Dataset items

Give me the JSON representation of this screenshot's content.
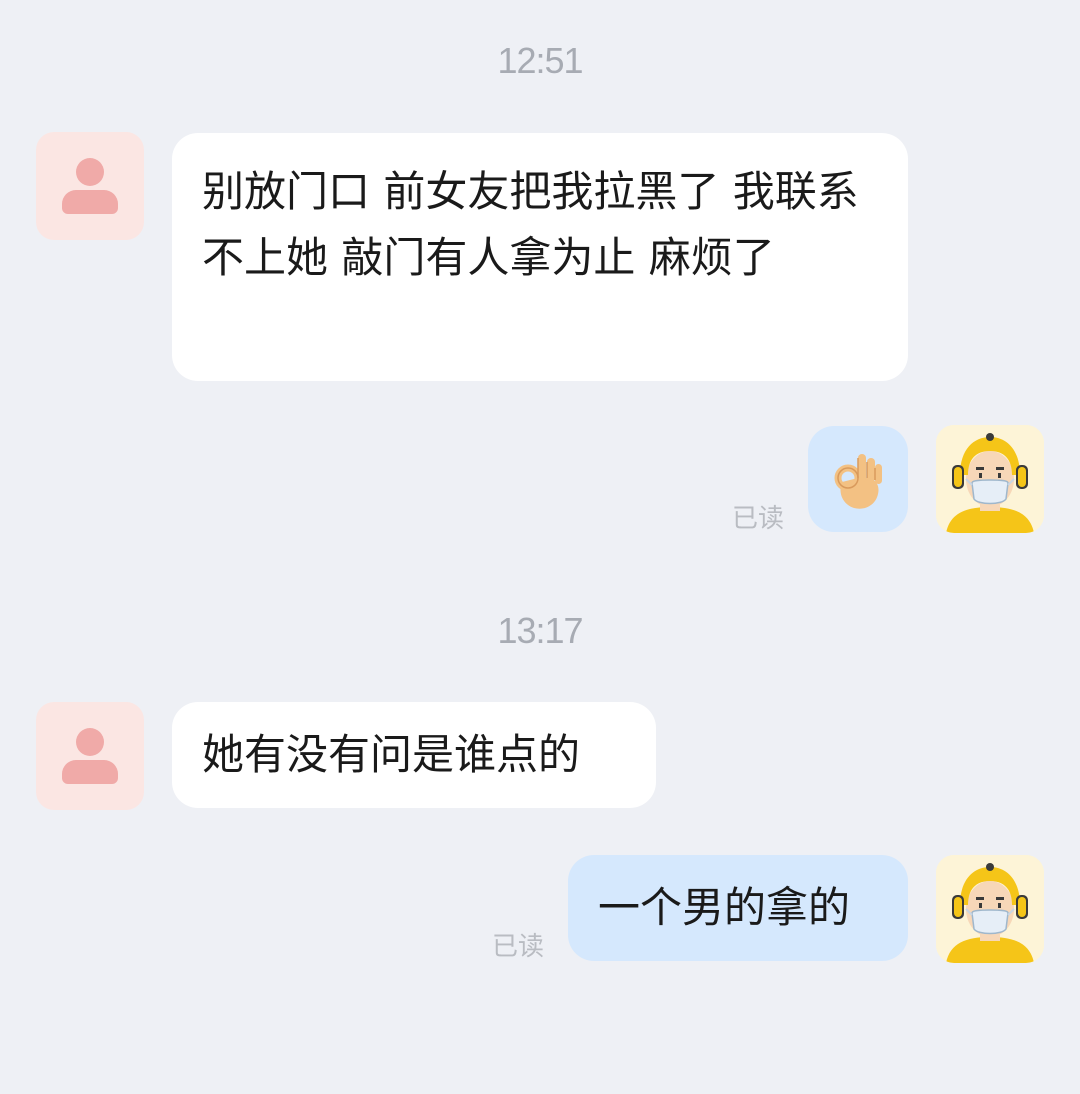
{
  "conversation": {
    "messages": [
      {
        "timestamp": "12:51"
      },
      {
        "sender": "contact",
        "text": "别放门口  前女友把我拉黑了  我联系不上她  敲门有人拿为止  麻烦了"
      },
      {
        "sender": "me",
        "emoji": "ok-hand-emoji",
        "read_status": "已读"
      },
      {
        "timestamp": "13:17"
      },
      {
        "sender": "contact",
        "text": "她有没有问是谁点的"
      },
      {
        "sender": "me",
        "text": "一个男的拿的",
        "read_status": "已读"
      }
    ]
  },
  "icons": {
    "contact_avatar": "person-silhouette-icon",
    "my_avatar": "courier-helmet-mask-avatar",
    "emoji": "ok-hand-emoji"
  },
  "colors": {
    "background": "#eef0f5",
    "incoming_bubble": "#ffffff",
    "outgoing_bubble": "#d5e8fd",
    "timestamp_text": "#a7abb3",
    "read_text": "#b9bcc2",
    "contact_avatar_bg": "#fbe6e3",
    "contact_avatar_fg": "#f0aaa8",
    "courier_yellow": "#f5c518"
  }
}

==

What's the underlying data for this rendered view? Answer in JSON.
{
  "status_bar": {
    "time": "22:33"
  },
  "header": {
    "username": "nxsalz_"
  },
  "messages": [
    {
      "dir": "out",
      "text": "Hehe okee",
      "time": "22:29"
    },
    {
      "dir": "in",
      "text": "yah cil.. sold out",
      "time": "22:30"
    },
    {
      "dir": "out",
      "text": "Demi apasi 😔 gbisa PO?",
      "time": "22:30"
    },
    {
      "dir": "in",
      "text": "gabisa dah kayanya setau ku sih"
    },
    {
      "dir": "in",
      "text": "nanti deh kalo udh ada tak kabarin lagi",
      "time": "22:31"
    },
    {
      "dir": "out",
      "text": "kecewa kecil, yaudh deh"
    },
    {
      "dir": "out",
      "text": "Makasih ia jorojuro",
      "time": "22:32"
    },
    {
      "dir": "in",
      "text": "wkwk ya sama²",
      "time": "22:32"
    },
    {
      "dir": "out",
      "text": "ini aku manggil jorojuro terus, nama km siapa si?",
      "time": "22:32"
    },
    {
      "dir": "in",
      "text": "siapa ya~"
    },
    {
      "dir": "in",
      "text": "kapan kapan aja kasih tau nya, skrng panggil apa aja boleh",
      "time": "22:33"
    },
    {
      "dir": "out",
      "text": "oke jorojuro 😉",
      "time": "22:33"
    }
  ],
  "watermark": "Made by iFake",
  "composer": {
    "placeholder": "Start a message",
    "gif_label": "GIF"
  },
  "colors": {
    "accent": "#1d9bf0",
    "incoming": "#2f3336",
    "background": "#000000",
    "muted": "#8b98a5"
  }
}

* _Given instruction_
Each line in the entries above that includes the string "JSON" should be extracted.

* _Answer for this exercise_
Give me the JSON representation of this screenshot's content.
What's the underlying data for this rendered view? Answer in JSON.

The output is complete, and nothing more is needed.